Exercise brief |
Can you rewrite this listing with every "value-label" switched to "age-label" and nothing else altered?

---- Record set

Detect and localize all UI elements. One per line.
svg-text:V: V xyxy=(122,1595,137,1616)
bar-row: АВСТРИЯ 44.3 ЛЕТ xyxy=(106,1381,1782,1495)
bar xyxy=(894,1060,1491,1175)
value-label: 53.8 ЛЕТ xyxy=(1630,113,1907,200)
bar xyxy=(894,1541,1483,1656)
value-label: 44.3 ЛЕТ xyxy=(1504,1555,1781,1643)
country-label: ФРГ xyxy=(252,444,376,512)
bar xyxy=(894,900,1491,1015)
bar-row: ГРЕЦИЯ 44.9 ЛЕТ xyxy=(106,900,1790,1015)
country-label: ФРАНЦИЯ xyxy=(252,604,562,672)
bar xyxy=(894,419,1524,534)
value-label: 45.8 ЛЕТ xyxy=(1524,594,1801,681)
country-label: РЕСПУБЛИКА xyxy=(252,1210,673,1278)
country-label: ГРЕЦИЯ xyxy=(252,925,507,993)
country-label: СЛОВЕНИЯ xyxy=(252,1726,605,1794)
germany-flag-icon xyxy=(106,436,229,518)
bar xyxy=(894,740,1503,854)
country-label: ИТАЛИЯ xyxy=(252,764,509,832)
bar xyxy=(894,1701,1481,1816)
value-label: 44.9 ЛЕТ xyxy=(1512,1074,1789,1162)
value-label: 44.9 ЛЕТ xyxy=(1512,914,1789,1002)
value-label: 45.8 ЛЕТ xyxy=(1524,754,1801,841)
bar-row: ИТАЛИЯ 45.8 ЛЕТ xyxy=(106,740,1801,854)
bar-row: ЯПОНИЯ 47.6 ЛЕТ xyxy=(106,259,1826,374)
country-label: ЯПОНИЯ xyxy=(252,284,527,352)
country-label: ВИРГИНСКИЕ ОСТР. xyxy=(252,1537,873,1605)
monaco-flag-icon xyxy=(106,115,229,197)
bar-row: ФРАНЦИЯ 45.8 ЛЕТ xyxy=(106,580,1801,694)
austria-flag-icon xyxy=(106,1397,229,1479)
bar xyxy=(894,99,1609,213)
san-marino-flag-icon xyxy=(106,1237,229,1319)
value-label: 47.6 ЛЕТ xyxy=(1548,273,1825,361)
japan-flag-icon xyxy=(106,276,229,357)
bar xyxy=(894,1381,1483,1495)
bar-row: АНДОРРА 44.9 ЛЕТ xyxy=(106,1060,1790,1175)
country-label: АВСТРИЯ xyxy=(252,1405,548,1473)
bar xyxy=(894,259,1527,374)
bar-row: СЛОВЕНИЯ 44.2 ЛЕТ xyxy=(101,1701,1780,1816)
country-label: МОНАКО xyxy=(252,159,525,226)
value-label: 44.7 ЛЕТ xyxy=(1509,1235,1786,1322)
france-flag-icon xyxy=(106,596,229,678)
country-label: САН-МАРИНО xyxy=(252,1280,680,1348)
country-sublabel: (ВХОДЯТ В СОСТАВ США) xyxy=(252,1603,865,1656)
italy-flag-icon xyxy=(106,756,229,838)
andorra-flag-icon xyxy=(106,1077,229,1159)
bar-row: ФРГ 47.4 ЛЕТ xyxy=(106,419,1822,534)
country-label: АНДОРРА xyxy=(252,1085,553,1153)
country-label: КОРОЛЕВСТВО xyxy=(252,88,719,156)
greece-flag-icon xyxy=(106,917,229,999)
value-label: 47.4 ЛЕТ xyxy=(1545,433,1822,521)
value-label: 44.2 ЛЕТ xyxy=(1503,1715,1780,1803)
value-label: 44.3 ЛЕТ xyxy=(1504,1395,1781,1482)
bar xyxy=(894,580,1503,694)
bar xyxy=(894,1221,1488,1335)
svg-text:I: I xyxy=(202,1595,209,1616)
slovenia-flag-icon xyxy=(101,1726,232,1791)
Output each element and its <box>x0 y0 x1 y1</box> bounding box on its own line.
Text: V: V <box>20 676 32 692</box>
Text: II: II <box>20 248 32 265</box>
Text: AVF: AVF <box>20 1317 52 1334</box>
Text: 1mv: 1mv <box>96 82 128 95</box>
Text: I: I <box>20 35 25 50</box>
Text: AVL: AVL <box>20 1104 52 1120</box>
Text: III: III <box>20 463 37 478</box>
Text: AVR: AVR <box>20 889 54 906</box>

--------

Result of the task |
Detect and localize all UI elements. One per line.
svg-text:V: V xyxy=(122,1595,137,1616)
bar-row: АВСТРИЯ 44.3 ЛЕТ xyxy=(106,1381,1782,1495)
bar xyxy=(894,1060,1491,1175)
age-label: 53.8 ЛЕТ xyxy=(1630,113,1907,200)
bar xyxy=(894,1541,1483,1656)
age-label: 44.3 ЛЕТ xyxy=(1504,1555,1781,1643)
country-label: ФРГ xyxy=(252,444,376,512)
bar xyxy=(894,900,1491,1015)
bar-row: ГРЕЦИЯ 44.9 ЛЕТ xyxy=(106,900,1790,1015)
country-label: ФРАНЦИЯ xyxy=(252,604,562,672)
bar xyxy=(894,419,1524,534)
age-label: 45.8 ЛЕТ xyxy=(1524,594,1801,681)
country-label: РЕСПУБЛИКА xyxy=(252,1210,673,1278)
country-label: ГРЕЦИЯ xyxy=(252,925,507,993)
country-label: СЛОВЕНИЯ xyxy=(252,1726,605,1794)
germany-flag-icon xyxy=(106,436,229,518)
bar xyxy=(894,740,1503,854)
country-label: ИТАЛИЯ xyxy=(252,764,509,832)
bar xyxy=(894,1701,1481,1816)
age-label: 44.9 ЛЕТ xyxy=(1512,1074,1789,1162)
age-label: 44.9 ЛЕТ xyxy=(1512,914,1789,1002)
age-label: 45.8 ЛЕТ xyxy=(1524,754,1801,841)
bar-row: ИТАЛИЯ 45.8 ЛЕТ xyxy=(106,740,1801,854)
bar-row: ЯПОНИЯ 47.6 ЛЕТ xyxy=(106,259,1826,374)
country-label: ЯПОНИЯ xyxy=(252,284,527,352)
country-label: ВИРГИНСКИЕ ОСТР. xyxy=(252,1537,873,1605)
monaco-flag-icon xyxy=(106,115,229,197)
bar-row: ФРАНЦИЯ 45.8 ЛЕТ xyxy=(106,580,1801,694)
austria-flag-icon xyxy=(106,1397,229,1479)
bar xyxy=(894,99,1609,213)
san-marino-flag-icon xyxy=(106,1237,229,1319)
age-label: 47.6 ЛЕТ xyxy=(1548,273,1825,361)
japan-flag-icon xyxy=(106,276,229,357)
bar xyxy=(894,1381,1483,1495)
bar-row: АНДОРРА 44.9 ЛЕТ xyxy=(106,1060,1790,1175)
country-label: АВСТРИЯ xyxy=(252,1405,548,1473)
bar xyxy=(894,259,1527,374)
bar-row: СЛОВЕНИЯ 44.2 ЛЕТ xyxy=(101,1701,1780,1816)
country-label: МОНАКО xyxy=(252,159,525,226)
age-label: 44.7 ЛЕТ xyxy=(1509,1235,1786,1322)
france-flag-icon xyxy=(106,596,229,678)
country-label: САН-МАРИНО xyxy=(252,1280,680,1348)
country-sublabel: (ВХОДЯТ В СОСТАВ США) xyxy=(252,1603,865,1656)
italy-flag-icon xyxy=(106,756,229,838)
andorra-flag-icon xyxy=(106,1077,229,1159)
bar-row: ФРГ 47.4 ЛЕТ xyxy=(106,419,1822,534)
country-label: АНДОРРА xyxy=(252,1085,553,1153)
country-label: КОРОЛЕВСТВО xyxy=(252,88,719,156)
greece-flag-icon xyxy=(106,917,229,999)
age-label: 47.4 ЛЕТ xyxy=(1545,433,1822,521)
age-label: 44.2 ЛЕТ xyxy=(1503,1715,1780,1803)
age-label: 44.3 ЛЕТ xyxy=(1504,1395,1781,1482)
bar xyxy=(894,580,1503,694)
bar xyxy=(894,1221,1488,1335)
svg-text:I: I xyxy=(202,1595,209,1616)
slovenia-flag-icon xyxy=(101,1726,232,1791)
Output each element and its <box>x0 y0 x1 y1</box> bounding box on its own line.
Text: V: V <box>20 676 32 692</box>
Text: II: II <box>20 248 32 265</box>
Text: AVF: AVF <box>20 1317 52 1334</box>
Text: 1mv: 1mv <box>96 82 128 95</box>
Text: I: I <box>20 35 25 50</box>
Text: AVL: AVL <box>20 1104 52 1120</box>
Text: III: III <box>20 463 37 478</box>
Text: AVR: AVR <box>20 889 54 906</box>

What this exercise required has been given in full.